++++ Exercise materials ++++

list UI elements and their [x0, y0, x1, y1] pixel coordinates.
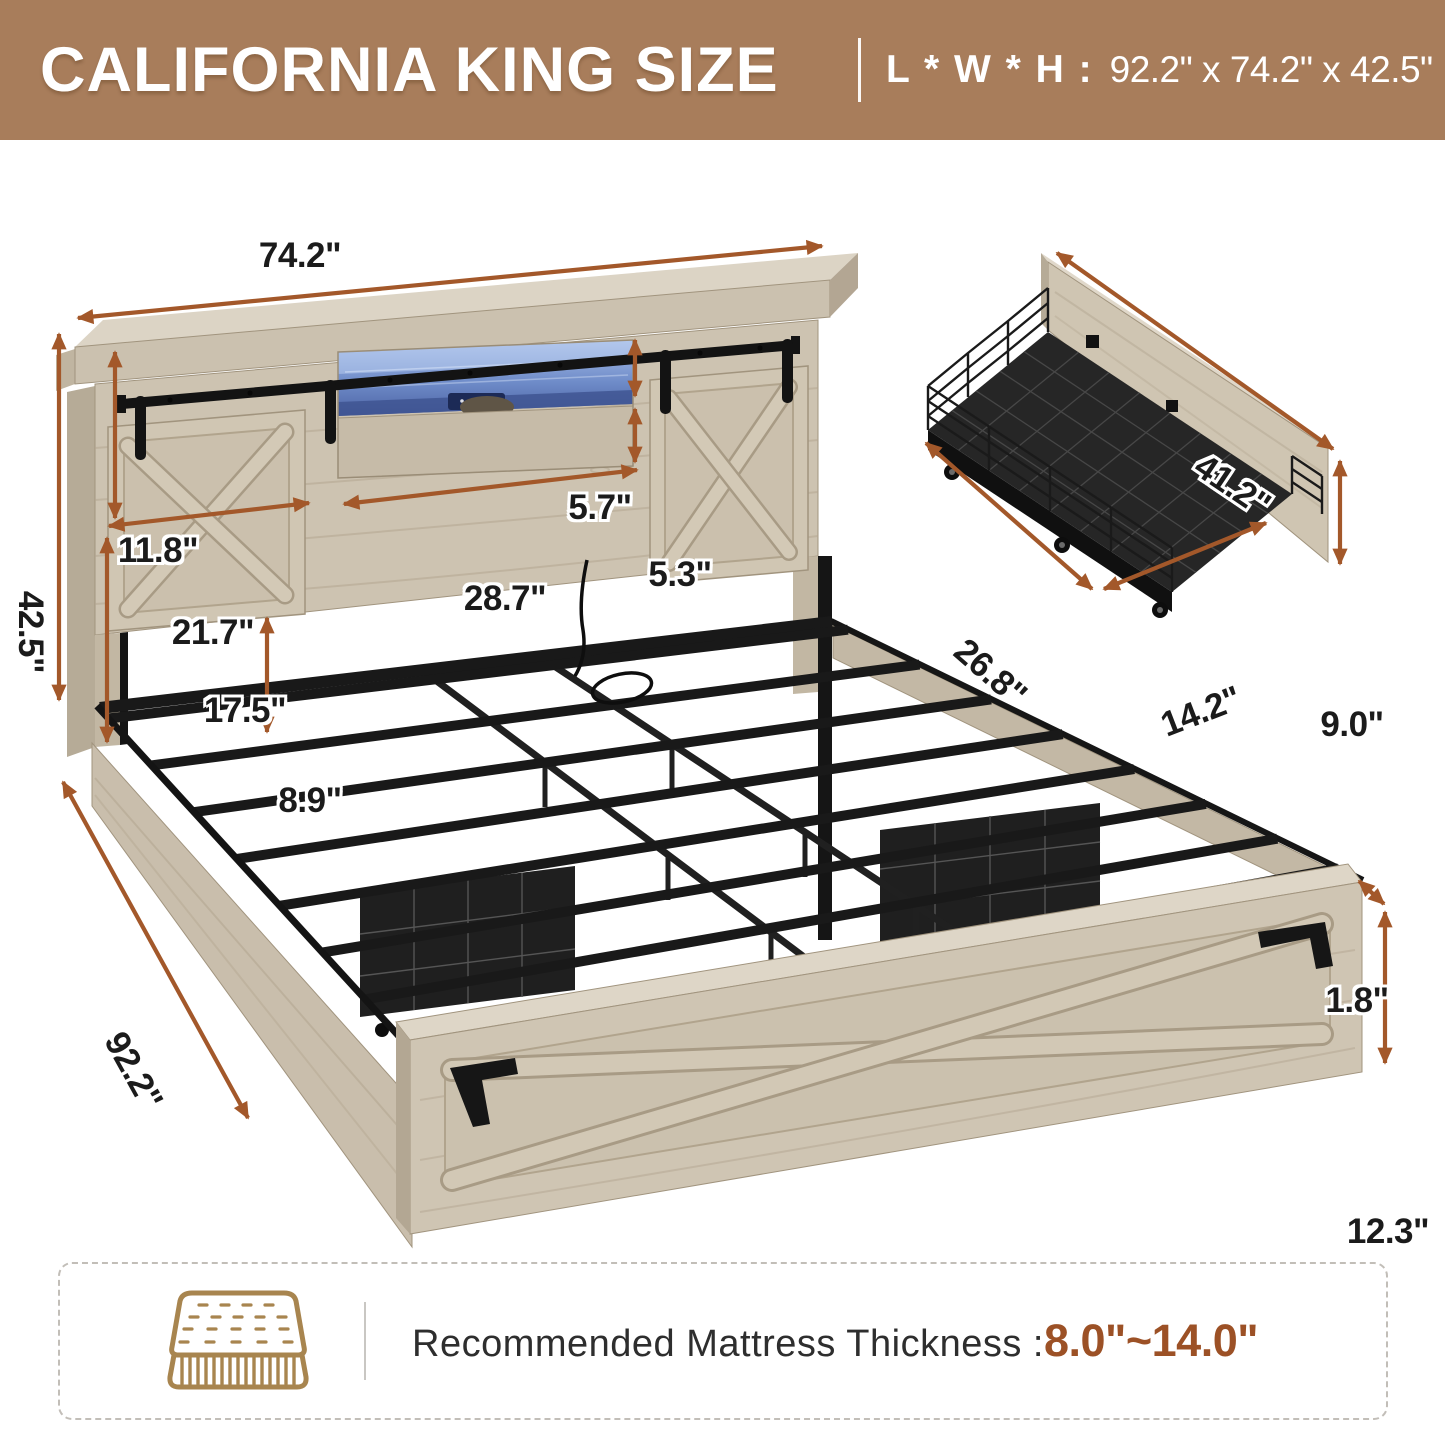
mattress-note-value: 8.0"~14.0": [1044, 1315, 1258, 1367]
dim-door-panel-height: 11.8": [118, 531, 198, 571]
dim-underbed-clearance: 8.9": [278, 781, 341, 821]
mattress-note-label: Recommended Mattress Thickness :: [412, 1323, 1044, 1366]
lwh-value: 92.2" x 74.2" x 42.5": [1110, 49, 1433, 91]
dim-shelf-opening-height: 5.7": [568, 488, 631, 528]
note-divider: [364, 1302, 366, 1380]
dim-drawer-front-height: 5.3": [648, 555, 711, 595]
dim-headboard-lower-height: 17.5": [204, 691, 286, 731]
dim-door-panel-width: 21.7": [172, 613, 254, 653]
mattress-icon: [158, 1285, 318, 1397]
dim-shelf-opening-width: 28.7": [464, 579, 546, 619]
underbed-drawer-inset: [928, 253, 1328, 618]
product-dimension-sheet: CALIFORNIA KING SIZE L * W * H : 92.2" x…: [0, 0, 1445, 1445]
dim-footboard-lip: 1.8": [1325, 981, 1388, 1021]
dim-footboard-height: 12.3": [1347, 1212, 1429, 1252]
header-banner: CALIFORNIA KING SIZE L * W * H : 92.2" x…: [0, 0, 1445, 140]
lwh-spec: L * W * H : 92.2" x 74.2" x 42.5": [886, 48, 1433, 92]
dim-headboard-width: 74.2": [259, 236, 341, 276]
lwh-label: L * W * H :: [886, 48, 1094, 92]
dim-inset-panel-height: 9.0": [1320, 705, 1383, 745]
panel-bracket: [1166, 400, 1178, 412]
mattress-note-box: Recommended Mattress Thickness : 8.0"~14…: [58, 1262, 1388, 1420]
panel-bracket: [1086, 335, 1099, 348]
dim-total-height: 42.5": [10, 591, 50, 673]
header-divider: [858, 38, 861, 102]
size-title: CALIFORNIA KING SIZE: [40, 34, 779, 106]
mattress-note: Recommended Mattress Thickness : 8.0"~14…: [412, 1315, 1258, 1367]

++++
++++ Exercise materials ++++

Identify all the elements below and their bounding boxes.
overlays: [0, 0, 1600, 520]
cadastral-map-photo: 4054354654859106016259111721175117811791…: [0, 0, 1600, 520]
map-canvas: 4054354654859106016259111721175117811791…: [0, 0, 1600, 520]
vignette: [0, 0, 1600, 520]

++++

▶ Your objective:
Quote the data above from the line with "list UI elements" up to and including the line with "mattress-note: Recommended Mattress", word for word. Omit the picture.

▶ Reply to the exercise:
list UI elements and their [x0, y0, x1, y1] pixel coordinates.
mattress-note-value: 8.0"~14.0": [1044, 1315, 1258, 1367]
dim-door-panel-height: 11.8": [118, 531, 198, 571]
dim-underbed-clearance: 8.9": [278, 781, 341, 821]
mattress-note-label: Recommended Mattress Thickness :: [412, 1323, 1044, 1366]
lwh-value: 92.2" x 74.2" x 42.5": [1110, 49, 1433, 91]
dim-shelf-opening-height: 5.7": [568, 488, 631, 528]
note-divider: [364, 1302, 366, 1380]
dim-drawer-front-height: 5.3": [648, 555, 711, 595]
dim-headboard-lower-height: 17.5": [204, 691, 286, 731]
dim-door-panel-width: 21.7": [172, 613, 254, 653]
mattress-icon: [158, 1285, 318, 1397]
dim-shelf-opening-width: 28.7": [464, 579, 546, 619]
underbed-drawer-inset: [928, 253, 1328, 618]
product-dimension-sheet: CALIFORNIA KING SIZE L * W * H : 92.2" x…: [0, 0, 1445, 1445]
dim-footboard-lip: 1.8": [1325, 981, 1388, 1021]
dim-footboard-height: 12.3": [1347, 1212, 1429, 1252]
header-banner: CALIFORNIA KING SIZE L * W * H : 92.2" x…: [0, 0, 1445, 140]
lwh-spec: L * W * H : 92.2" x 74.2" x 42.5": [886, 48, 1433, 92]
dim-headboard-width: 74.2": [259, 236, 341, 276]
lwh-label: L * W * H :: [886, 48, 1094, 92]
dim-inset-panel-height: 9.0": [1320, 705, 1383, 745]
panel-bracket: [1166, 400, 1178, 412]
mattress-note-box: Recommended Mattress Thickness : 8.0"~14…: [58, 1262, 1388, 1420]
panel-bracket: [1086, 335, 1099, 348]
dim-total-height: 42.5": [10, 591, 50, 673]
header-divider: [858, 38, 861, 102]
size-title: CALIFORNIA KING SIZE: [40, 34, 779, 106]
mattress-note: Recommended Mattress Thickness : 8.0"~14…: [412, 1315, 1258, 1367]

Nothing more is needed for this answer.